__Aim of the exercise__. Search the material below for the string "values" and extract each line that has it.

Dataset listings of figures:
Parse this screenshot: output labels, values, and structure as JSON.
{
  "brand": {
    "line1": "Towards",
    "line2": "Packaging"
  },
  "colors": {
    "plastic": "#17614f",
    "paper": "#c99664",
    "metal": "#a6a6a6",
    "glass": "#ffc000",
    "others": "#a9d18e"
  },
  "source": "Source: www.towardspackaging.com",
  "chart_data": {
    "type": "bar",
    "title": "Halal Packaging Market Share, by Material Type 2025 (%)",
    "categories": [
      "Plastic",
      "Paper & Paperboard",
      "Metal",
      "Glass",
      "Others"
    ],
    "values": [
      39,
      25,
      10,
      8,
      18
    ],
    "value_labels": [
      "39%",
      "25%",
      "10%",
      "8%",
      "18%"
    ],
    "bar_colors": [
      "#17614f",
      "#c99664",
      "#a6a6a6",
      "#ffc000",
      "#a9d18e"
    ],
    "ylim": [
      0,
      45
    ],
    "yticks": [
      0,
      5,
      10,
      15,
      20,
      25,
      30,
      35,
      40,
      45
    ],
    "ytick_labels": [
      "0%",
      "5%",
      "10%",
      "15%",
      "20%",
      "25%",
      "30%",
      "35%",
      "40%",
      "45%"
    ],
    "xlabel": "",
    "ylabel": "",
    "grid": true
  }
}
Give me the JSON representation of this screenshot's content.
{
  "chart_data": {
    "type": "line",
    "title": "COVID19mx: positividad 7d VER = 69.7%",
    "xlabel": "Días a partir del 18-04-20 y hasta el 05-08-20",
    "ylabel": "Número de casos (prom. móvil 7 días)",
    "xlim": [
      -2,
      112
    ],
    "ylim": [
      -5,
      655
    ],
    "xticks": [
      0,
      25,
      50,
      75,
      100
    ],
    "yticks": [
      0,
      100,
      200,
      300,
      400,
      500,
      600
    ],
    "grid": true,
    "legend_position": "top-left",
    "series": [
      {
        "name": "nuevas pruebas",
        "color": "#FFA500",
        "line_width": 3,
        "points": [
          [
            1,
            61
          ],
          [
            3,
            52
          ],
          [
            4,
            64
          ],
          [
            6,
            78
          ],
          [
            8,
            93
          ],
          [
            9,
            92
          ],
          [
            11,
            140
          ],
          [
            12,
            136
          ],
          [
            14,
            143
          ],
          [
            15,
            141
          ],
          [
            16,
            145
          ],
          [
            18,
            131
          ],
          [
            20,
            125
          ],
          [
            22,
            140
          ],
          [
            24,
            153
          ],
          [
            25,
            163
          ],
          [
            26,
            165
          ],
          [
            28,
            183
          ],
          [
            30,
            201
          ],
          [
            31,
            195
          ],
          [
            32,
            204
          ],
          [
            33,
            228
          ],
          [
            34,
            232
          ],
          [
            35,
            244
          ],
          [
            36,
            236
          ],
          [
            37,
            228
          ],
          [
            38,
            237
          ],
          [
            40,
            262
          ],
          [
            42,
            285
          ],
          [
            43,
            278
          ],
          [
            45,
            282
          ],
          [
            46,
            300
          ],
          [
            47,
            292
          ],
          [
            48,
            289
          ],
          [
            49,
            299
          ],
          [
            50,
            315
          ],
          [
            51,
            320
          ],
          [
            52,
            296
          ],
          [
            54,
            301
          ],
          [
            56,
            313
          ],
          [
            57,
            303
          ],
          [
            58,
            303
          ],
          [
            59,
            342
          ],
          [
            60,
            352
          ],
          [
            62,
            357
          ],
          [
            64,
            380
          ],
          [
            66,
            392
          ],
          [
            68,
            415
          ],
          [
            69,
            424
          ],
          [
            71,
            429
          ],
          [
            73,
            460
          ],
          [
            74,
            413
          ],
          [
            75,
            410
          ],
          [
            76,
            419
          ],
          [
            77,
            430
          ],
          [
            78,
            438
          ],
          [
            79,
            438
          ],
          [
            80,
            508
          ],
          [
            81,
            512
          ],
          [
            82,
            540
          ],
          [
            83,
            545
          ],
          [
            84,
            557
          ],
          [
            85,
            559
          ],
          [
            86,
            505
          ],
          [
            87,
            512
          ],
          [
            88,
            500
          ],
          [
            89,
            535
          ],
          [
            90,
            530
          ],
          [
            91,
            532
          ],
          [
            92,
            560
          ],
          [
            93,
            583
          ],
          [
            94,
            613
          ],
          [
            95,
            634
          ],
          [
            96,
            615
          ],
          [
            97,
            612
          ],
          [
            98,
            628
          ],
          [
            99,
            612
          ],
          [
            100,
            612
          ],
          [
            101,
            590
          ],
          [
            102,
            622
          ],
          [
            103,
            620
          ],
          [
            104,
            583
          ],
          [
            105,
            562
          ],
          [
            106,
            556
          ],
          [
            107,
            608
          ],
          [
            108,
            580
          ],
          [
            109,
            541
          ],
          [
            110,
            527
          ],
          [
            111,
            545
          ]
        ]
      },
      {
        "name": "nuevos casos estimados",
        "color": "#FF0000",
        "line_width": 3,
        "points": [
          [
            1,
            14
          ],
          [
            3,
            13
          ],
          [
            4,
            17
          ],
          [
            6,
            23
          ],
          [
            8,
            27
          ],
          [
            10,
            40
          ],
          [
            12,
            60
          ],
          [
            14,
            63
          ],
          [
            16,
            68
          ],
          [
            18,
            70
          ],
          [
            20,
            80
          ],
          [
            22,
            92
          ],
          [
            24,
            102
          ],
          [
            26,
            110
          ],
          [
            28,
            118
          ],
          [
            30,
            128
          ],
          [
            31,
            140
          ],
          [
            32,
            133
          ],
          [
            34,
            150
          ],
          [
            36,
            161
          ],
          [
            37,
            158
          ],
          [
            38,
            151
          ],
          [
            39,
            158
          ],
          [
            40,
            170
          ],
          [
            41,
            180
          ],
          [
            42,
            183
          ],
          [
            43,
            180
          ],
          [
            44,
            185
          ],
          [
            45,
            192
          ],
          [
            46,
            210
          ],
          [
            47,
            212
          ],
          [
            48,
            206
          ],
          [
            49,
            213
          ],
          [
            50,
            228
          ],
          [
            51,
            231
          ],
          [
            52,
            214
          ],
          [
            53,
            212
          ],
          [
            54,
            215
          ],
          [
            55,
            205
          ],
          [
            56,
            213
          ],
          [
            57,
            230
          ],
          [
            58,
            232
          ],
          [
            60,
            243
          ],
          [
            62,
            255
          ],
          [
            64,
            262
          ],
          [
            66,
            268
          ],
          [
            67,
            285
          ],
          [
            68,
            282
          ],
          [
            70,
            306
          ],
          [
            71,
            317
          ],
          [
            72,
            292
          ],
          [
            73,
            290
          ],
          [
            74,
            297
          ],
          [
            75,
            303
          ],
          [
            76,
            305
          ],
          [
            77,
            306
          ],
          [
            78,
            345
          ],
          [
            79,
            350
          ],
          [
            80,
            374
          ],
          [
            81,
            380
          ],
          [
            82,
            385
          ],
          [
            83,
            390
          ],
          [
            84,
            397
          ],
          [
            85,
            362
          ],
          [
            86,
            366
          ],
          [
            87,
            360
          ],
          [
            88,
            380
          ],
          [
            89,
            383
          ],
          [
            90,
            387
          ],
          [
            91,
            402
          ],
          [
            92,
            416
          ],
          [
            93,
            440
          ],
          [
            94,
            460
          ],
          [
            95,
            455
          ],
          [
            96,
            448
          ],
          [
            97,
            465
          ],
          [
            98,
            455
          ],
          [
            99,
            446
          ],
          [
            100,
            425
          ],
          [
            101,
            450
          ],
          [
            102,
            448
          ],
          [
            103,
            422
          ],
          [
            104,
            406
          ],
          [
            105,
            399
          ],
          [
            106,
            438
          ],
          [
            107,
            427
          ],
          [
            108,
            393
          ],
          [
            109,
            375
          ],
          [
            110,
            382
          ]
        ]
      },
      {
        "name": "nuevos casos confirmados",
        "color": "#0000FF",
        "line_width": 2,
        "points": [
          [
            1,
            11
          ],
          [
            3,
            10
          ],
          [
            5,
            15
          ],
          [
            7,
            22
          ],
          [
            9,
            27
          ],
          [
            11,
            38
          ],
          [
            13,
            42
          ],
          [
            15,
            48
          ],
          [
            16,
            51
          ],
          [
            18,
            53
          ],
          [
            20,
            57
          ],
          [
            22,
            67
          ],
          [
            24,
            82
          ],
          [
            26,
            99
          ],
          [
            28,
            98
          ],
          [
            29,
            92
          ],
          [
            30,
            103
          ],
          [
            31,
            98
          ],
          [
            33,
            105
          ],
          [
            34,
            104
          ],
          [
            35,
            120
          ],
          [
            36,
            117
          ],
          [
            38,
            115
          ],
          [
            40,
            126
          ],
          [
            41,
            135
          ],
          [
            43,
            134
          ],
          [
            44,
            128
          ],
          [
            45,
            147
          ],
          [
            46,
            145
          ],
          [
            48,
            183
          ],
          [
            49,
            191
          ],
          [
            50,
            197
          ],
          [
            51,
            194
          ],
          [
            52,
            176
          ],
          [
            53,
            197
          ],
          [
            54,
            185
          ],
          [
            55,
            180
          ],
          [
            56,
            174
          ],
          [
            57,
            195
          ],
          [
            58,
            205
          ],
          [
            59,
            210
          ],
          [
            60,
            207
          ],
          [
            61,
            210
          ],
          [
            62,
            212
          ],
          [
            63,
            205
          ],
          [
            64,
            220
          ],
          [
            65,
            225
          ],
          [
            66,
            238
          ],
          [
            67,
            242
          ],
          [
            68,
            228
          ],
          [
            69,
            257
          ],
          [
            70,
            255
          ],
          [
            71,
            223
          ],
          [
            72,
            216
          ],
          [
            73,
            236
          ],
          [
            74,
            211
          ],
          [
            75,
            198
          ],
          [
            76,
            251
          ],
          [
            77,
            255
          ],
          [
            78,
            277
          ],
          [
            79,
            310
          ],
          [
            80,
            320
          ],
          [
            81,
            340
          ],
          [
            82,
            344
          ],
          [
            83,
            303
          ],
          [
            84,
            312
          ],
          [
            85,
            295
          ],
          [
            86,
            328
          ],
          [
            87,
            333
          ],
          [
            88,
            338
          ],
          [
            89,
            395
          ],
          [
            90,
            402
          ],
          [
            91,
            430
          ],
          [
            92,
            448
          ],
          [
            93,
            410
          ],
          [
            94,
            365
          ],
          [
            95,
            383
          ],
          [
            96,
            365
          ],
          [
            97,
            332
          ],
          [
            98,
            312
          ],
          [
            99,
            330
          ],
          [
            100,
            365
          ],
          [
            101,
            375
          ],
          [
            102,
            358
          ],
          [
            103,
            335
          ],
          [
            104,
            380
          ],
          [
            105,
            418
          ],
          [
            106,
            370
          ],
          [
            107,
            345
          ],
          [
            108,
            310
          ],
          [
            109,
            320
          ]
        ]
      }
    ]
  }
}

__Solved problem__.
Parse this screenshot: output labels, values, and structure as JSON.
    "values": [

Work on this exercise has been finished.